AIM — Pick out the lines below with "workshop" and list them.

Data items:
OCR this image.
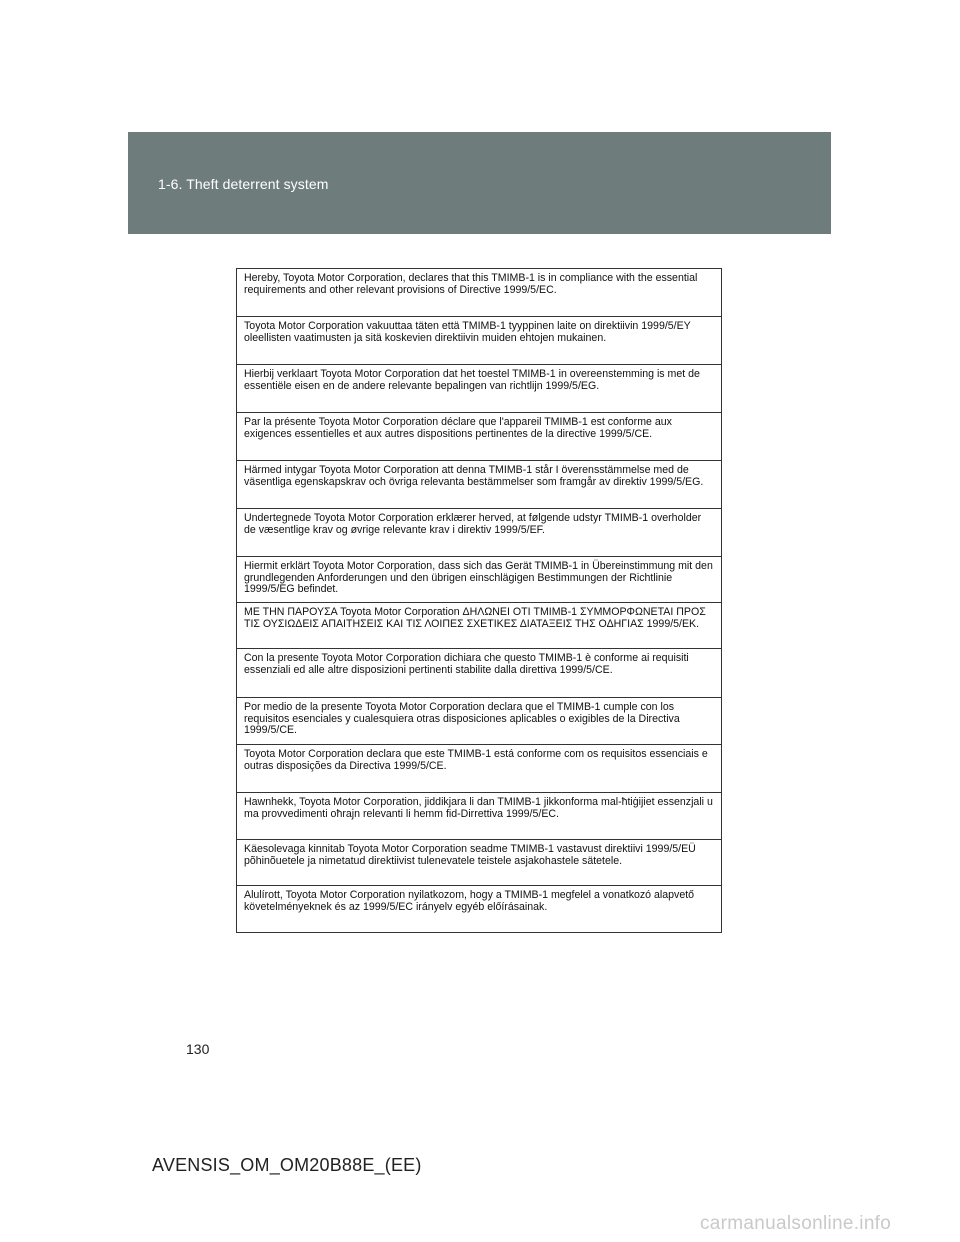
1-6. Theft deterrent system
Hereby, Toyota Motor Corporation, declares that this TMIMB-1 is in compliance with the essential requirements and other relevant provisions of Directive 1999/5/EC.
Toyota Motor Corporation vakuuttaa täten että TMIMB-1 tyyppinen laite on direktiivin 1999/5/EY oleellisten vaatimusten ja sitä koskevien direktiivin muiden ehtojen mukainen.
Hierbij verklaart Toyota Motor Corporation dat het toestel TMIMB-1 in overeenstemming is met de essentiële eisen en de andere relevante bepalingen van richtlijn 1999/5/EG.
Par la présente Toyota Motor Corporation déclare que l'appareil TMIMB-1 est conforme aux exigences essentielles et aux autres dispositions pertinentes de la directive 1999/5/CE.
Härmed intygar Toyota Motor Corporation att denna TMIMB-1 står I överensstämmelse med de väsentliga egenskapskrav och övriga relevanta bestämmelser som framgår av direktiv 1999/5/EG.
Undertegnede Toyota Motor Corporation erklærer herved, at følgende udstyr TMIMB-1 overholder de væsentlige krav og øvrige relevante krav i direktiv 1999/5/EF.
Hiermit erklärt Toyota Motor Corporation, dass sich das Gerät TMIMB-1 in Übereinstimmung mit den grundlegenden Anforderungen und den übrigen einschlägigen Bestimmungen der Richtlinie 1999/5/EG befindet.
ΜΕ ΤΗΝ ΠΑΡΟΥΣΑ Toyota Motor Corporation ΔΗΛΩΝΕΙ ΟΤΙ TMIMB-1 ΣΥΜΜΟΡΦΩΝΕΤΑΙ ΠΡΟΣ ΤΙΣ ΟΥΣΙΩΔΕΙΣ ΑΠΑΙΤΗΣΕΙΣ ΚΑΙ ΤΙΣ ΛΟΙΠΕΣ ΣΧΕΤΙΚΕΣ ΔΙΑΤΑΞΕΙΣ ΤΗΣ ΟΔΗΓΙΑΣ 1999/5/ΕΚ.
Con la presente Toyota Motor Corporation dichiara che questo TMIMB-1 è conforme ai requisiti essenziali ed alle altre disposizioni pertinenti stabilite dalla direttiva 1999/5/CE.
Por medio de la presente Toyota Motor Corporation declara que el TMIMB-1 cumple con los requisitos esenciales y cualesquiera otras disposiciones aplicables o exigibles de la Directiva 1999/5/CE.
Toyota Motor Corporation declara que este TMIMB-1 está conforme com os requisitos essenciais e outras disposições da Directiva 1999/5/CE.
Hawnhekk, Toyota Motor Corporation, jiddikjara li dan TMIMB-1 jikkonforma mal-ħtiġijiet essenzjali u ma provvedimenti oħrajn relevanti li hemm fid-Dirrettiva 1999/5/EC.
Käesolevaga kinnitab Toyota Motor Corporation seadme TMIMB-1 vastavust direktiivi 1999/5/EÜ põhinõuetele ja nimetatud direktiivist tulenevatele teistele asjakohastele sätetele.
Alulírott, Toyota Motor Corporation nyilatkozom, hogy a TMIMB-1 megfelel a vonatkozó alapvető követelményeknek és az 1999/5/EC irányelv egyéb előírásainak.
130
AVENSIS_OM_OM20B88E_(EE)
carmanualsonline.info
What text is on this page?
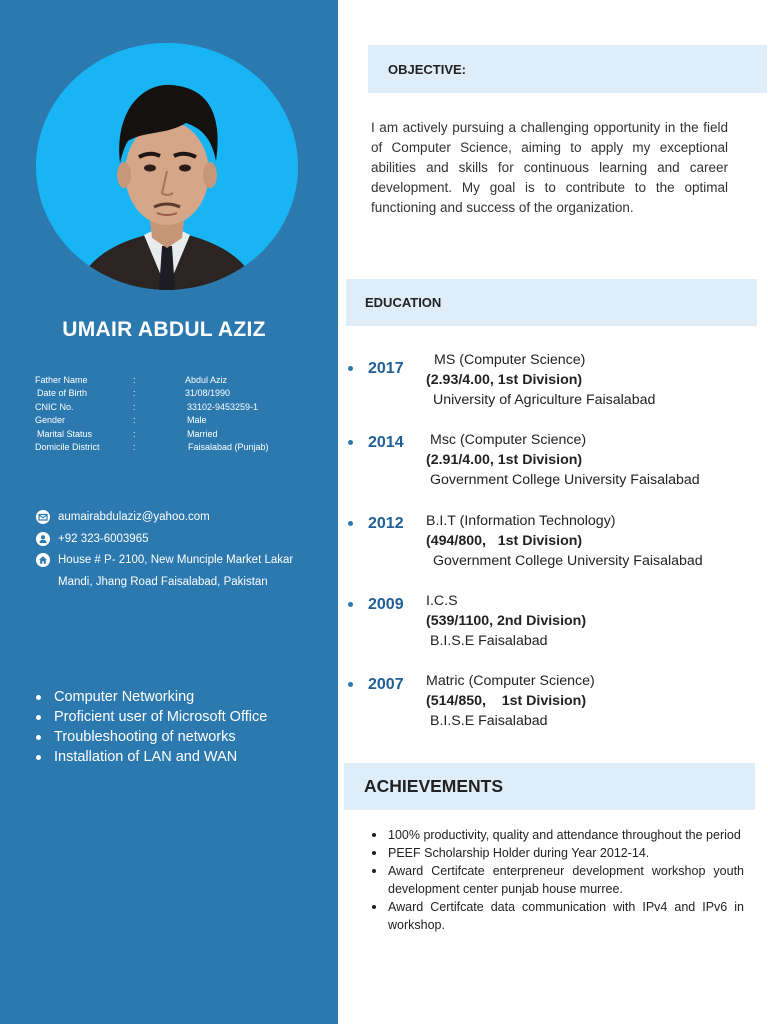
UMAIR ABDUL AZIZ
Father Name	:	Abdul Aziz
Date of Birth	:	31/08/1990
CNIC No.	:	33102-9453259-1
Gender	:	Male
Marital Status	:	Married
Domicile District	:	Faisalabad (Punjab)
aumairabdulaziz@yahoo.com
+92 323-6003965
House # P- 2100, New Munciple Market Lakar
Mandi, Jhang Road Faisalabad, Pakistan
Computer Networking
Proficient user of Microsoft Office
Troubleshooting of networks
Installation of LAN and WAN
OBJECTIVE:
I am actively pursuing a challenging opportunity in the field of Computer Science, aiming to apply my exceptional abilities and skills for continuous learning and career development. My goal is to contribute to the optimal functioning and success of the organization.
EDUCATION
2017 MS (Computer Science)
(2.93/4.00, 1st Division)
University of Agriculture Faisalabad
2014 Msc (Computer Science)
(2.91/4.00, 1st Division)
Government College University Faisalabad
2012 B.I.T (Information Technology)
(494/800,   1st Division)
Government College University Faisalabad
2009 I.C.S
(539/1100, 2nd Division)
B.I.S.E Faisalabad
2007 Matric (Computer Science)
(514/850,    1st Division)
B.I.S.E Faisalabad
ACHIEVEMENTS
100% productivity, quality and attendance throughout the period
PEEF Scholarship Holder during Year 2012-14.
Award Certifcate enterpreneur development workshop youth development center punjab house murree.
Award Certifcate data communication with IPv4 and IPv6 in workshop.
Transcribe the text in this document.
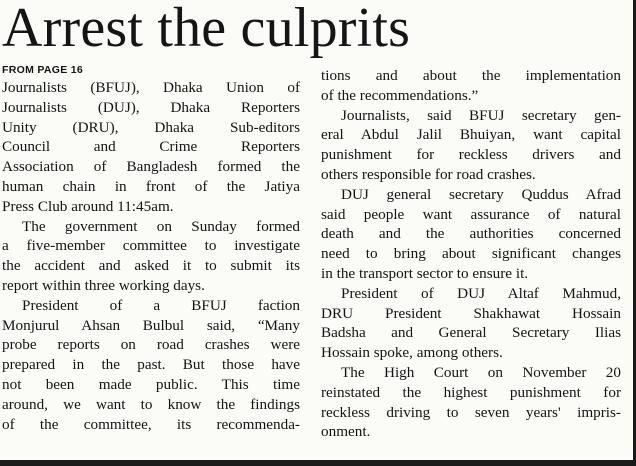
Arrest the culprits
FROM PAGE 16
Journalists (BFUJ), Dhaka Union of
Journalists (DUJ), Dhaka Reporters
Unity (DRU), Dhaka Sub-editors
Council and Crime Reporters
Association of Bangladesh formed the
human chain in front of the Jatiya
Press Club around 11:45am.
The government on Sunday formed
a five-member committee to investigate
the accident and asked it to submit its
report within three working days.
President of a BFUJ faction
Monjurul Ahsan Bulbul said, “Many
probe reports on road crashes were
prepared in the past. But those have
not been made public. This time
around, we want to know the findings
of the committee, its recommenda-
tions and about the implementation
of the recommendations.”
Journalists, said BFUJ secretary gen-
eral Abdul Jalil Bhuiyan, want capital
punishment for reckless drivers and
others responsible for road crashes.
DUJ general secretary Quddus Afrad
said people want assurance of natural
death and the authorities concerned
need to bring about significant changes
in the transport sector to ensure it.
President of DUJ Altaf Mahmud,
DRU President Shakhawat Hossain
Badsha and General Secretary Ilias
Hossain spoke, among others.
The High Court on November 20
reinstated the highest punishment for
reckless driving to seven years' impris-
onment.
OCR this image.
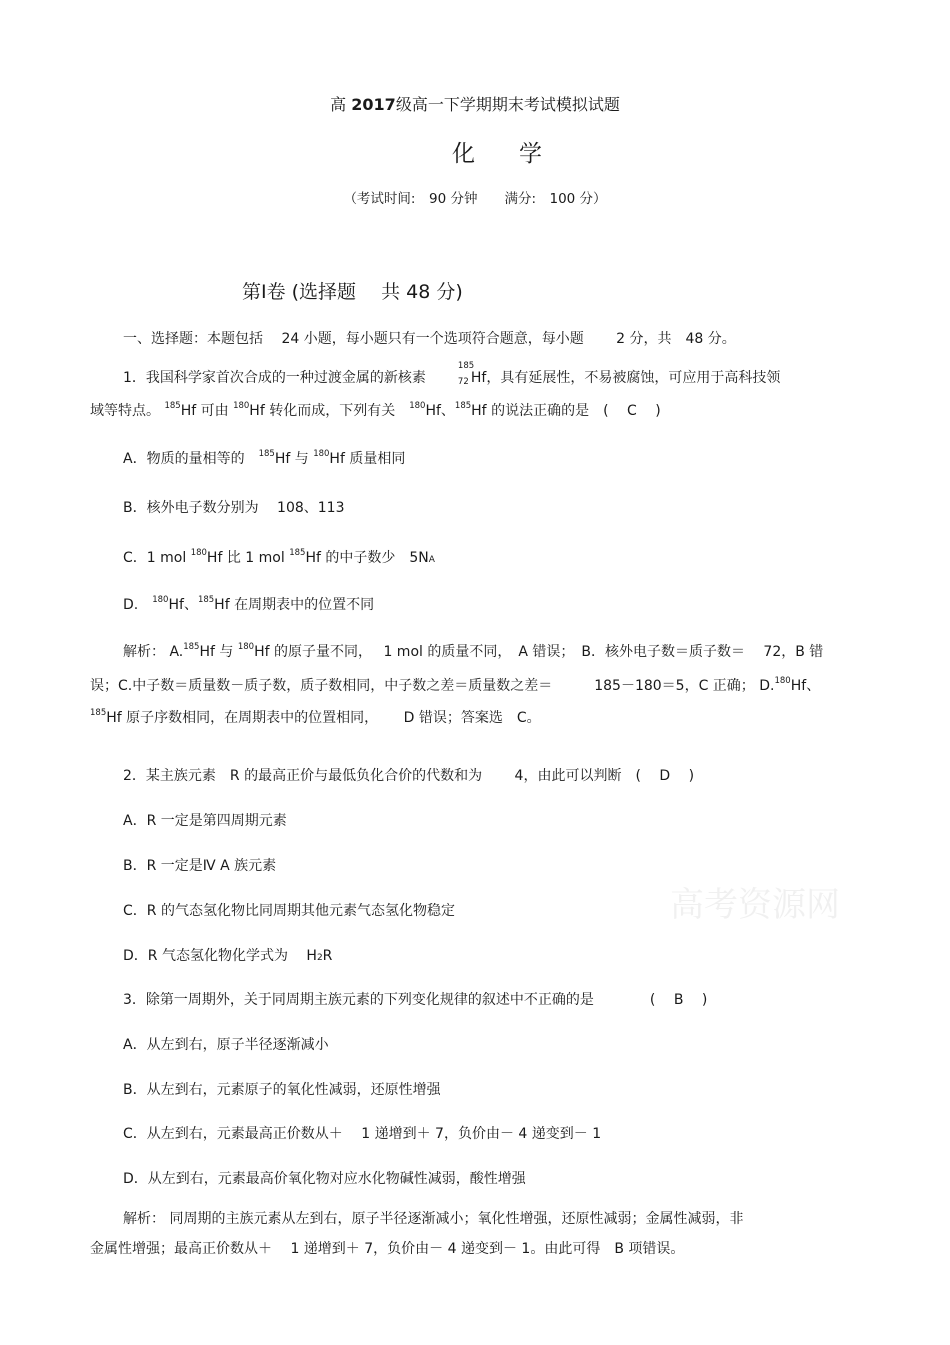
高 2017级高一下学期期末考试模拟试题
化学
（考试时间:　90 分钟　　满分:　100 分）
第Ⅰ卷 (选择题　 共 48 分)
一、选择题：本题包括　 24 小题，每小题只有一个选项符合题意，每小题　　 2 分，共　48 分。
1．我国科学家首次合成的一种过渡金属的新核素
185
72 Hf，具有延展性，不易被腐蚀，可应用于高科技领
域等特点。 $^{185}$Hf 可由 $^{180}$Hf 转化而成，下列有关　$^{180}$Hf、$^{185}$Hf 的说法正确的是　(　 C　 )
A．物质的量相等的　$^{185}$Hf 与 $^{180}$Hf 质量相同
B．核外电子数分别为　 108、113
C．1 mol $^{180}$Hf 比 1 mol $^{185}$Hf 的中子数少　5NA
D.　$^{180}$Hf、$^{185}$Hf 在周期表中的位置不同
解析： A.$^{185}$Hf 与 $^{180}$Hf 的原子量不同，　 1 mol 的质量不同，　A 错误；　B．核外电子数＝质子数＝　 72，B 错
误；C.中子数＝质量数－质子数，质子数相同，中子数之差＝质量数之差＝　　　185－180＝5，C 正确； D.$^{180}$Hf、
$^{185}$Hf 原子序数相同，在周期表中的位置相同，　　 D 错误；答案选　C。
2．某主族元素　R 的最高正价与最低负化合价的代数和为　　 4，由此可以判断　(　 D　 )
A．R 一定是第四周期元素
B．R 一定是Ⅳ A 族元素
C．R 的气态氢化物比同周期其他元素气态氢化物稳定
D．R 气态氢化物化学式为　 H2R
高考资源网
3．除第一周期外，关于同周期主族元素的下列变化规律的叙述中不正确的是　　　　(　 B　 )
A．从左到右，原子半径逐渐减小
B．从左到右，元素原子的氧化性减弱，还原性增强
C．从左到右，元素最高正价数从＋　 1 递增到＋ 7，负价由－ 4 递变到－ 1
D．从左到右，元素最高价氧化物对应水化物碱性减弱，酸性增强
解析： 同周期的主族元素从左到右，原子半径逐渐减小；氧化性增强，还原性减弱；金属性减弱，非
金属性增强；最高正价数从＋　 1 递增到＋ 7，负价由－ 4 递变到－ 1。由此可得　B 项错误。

TASK OUTPUT —
Award Certifcate enterpreneur development workshop youth development center punjab house murree.
Award Certifcate data communication with IPv4 and IPv6 in workshop.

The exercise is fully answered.